* **WHAT YOU WILL DO**
Find the lines holding the word "legend" and collect them.

● ● ● ● ●

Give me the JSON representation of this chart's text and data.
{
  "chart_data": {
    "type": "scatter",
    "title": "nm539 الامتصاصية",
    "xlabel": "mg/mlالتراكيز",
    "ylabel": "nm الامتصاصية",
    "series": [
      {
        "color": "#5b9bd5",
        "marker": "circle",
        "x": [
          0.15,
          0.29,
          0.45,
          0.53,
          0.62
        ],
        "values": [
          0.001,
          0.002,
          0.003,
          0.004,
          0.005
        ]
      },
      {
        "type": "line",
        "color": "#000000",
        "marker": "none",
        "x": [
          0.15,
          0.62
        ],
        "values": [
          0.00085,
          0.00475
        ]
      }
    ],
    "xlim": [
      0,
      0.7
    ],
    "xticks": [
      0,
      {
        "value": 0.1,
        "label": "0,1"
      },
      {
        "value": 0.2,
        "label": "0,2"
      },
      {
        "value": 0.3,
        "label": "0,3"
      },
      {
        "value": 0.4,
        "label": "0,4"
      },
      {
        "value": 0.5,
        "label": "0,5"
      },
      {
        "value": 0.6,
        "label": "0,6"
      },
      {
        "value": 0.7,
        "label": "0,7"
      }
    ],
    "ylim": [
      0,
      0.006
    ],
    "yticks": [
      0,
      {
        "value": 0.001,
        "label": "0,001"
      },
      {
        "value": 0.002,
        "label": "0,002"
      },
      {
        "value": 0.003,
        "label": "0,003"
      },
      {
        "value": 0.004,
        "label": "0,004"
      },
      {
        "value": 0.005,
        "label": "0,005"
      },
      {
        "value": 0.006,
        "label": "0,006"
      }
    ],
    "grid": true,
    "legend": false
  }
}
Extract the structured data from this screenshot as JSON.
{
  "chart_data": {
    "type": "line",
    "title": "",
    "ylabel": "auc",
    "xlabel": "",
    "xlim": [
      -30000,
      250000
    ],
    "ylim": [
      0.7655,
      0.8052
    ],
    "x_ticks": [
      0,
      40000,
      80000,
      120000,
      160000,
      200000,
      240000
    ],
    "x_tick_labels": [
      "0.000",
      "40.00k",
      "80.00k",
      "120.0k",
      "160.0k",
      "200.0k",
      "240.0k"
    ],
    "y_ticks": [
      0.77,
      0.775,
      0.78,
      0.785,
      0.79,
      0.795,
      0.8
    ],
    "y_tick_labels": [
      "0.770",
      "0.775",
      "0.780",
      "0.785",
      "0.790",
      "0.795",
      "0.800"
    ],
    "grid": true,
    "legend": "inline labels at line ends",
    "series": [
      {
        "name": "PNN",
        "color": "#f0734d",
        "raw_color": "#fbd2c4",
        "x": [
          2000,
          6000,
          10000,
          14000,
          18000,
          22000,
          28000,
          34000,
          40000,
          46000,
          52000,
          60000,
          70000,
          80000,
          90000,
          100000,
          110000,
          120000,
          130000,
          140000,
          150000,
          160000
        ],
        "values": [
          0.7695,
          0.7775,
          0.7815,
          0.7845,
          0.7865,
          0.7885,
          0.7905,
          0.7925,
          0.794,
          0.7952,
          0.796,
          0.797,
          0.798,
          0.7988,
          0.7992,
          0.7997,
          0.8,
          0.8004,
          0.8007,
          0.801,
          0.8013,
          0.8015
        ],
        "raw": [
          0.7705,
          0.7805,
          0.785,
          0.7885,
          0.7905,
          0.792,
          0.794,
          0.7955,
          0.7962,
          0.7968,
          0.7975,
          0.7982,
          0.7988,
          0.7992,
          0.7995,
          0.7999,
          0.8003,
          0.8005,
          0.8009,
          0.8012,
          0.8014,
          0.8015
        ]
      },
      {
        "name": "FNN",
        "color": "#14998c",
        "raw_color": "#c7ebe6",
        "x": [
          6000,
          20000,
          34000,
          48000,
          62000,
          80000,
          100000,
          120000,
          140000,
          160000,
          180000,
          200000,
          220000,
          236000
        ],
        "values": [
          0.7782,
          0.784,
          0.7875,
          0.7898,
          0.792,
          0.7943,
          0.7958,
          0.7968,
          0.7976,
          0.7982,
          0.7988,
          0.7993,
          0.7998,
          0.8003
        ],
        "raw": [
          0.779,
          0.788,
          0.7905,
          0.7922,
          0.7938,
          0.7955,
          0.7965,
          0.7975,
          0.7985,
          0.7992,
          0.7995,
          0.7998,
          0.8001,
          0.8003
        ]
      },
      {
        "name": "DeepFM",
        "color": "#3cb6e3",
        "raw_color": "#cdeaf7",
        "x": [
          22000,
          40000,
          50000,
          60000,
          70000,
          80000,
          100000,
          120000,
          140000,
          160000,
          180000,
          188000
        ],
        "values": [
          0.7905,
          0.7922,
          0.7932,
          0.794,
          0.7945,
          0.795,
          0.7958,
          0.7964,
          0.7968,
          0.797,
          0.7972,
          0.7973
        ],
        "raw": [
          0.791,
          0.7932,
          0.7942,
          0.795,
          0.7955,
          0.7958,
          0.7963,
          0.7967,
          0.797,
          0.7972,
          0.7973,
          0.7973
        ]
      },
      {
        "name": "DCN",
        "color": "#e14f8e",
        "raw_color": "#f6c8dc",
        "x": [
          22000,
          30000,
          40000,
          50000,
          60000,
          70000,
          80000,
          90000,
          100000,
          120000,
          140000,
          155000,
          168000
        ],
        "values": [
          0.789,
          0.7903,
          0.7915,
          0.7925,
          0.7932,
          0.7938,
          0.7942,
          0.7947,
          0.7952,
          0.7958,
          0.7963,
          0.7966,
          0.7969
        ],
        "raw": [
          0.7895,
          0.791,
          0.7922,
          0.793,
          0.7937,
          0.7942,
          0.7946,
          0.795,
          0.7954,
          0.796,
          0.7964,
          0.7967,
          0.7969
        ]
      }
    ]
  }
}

● ● ● ● ●

* **EXERCISE SOLUTION**
    "legend": false
    "legend": "inline labels at line ends",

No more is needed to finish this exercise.